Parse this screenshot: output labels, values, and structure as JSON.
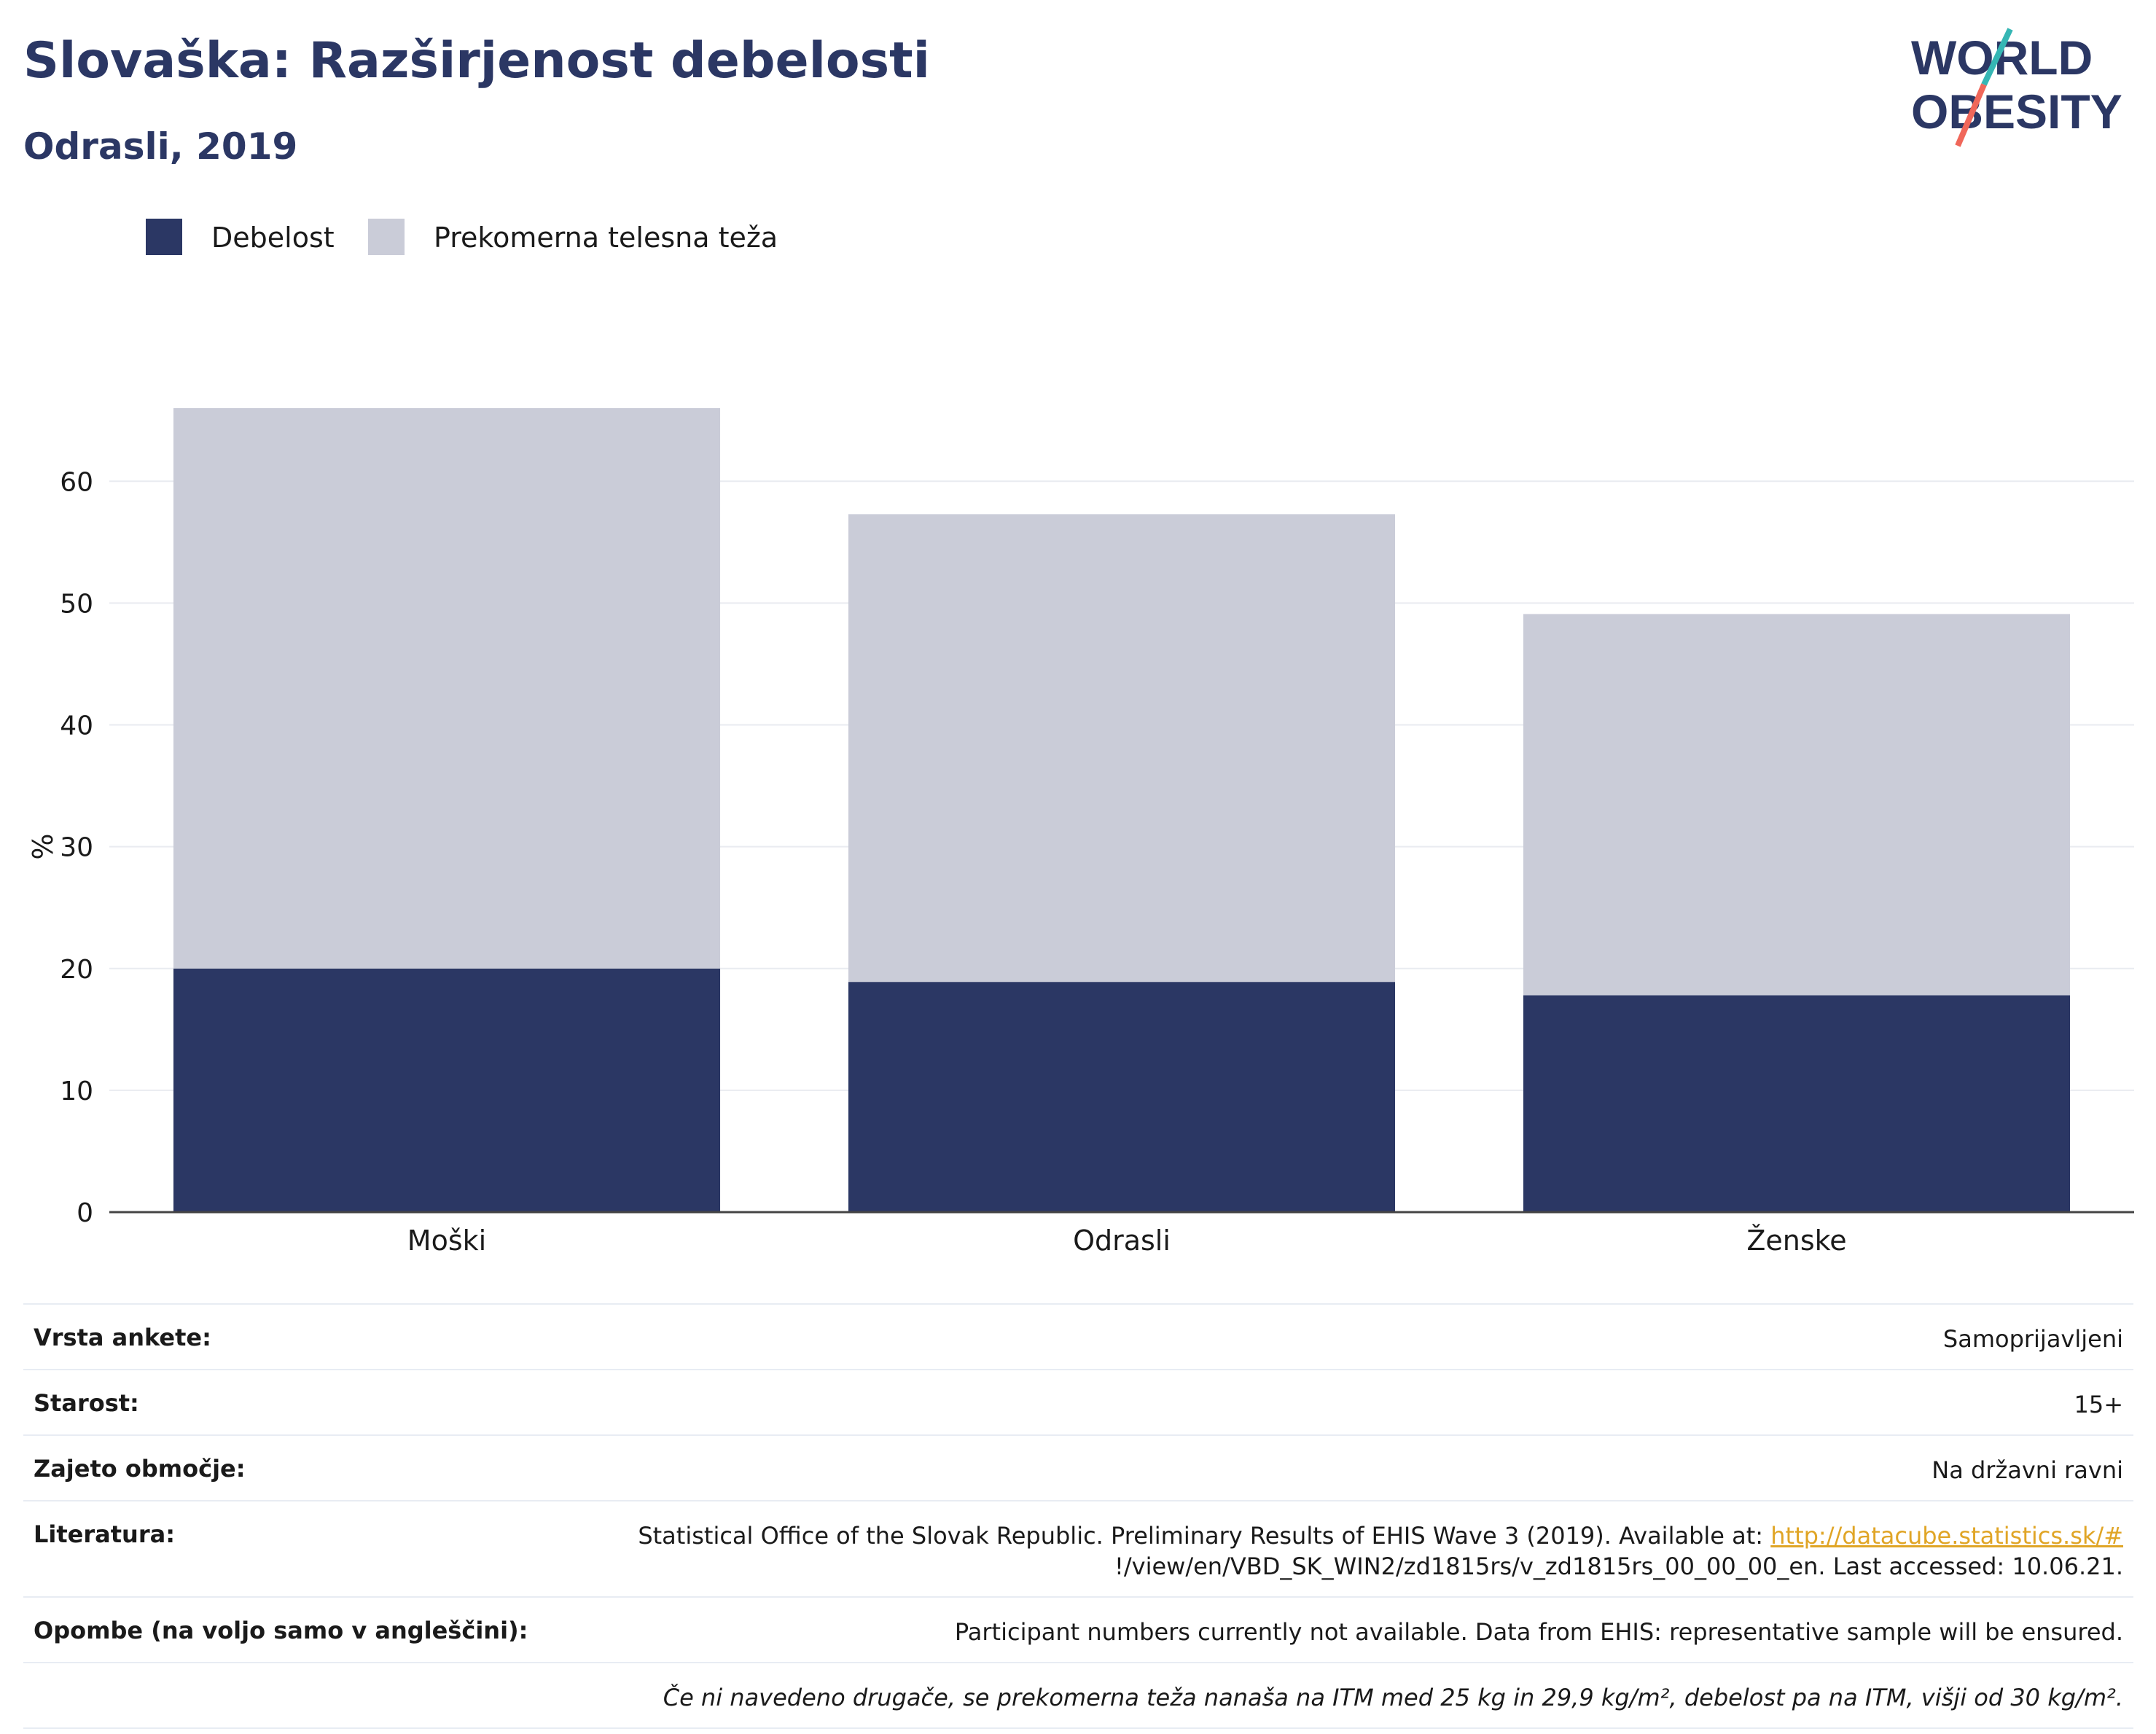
{
  "header": {
    "title": "Slovaška: Razširjenost debelosti",
    "subtitle": "Odrasli, 2019"
  },
  "logo": {
    "line1": "WORLD",
    "line2": "OBESITY",
    "text_color": "#2b3764",
    "slash_colors": [
      "#35b6b4",
      "#f0675a"
    ]
  },
  "legend": [
    {
      "label": "Debelost",
      "color": "#2b3764"
    },
    {
      "label": "Prekomerna telesna teža",
      "color": "#caccd8"
    }
  ],
  "chart_data": {
    "type": "bar",
    "stacked": true,
    "categories": [
      "Moški",
      "Odrasli",
      "Ženske"
    ],
    "series": [
      {
        "name": "Debelost",
        "color": "#2b3764",
        "values": [
          20.0,
          18.9,
          17.8
        ]
      },
      {
        "name": "Prekomerna telesna teža",
        "color": "#caccd8",
        "values": [
          46.0,
          38.4,
          31.3
        ]
      }
    ],
    "ylabel": "%",
    "ylim": [
      0,
      66
    ],
    "yticks": [
      0,
      10,
      20,
      30,
      40,
      50,
      60
    ],
    "grid": true,
    "legend_position": "top-left"
  },
  "info": {
    "survey_label": "Vrsta ankete:",
    "survey_value": "Samoprijavljeni",
    "age_label": "Starost:",
    "age_value": "15+",
    "coverage_label": "Zajeto območje:",
    "coverage_value": "Na državni ravni",
    "ref_label": "Literatura:",
    "ref_text": "Statistical Office of the Slovak Republic. Preliminary Results of EHIS Wave 3 (2019). Available at: ",
    "ref_link": "http://datacube.statistics.sk/#",
    "ref_text2": "!/view/en/VBD_SK_WIN2/zd1815rs/v_zd1815rs_00_00_00_en. Last accessed: 10.06.21.",
    "notes_label": "Opombe (na voljo samo v angleščini):",
    "notes_value": "Participant numbers currently not available. Data from EHIS: representative sample will be ensured.",
    "footnote": "Če ni navedeno drugače, se prekomerna teža nanaša na ITM med 25 kg in 29,9 kg/m², debelost pa na ITM, višji od 30 kg/m²."
  }
}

→ **What you need to do**: Omit the images and transcribe all of the records above word for word.

→ **Solved exercise**:
Parse this screenshot: output labels, values, and structure as JSON.
{
  "header": {
    "title": "Slovaška: Razširjenost debelosti",
    "subtitle": "Odrasli, 2019"
  },
  "logo": {
    "line1": "WORLD",
    "line2": "OBESITY",
    "text_color": "#2b3764",
    "slash_colors": [
      "#35b6b4",
      "#f0675a"
    ]
  },
  "legend": [
    {
      "label": "Debelost",
      "color": "#2b3764"
    },
    {
      "label": "Prekomerna telesna teža",
      "color": "#caccd8"
    }
  ],
  "chart_data": {
    "type": "bar",
    "stacked": true,
    "categories": [
      "Moški",
      "Odrasli",
      "Ženske"
    ],
    "series": [
      {
        "name": "Debelost",
        "color": "#2b3764",
        "values": [
          20.0,
          18.9,
          17.8
        ]
      },
      {
        "name": "Prekomerna telesna teža",
        "color": "#caccd8",
        "values": [
          46.0,
          38.4,
          31.3
        ]
      }
    ],
    "ylabel": "%",
    "ylim": [
      0,
      66
    ],
    "yticks": [
      0,
      10,
      20,
      30,
      40,
      50,
      60
    ],
    "grid": true,
    "legend_position": "top-left"
  },
  "info": {
    "survey_label": "Vrsta ankete:",
    "survey_value": "Samoprijavljeni",
    "age_label": "Starost:",
    "age_value": "15+",
    "coverage_label": "Zajeto območje:",
    "coverage_value": "Na državni ravni",
    "ref_label": "Literatura:",
    "ref_text": "Statistical Office of the Slovak Republic. Preliminary Results of EHIS Wave 3 (2019). Available at: ",
    "ref_link": "http://datacube.statistics.sk/#",
    "ref_text2": "!/view/en/VBD_SK_WIN2/zd1815rs/v_zd1815rs_00_00_00_en. Last accessed: 10.06.21.",
    "notes_label": "Opombe (na voljo samo v angleščini):",
    "notes_value": "Participant numbers currently not available. Data from EHIS: representative sample will be ensured.",
    "footnote": "Če ni navedeno drugače, se prekomerna teža nanaša na ITM med 25 kg in 29,9 kg/m², debelost pa na ITM, višji od 30 kg/m²."
  }
}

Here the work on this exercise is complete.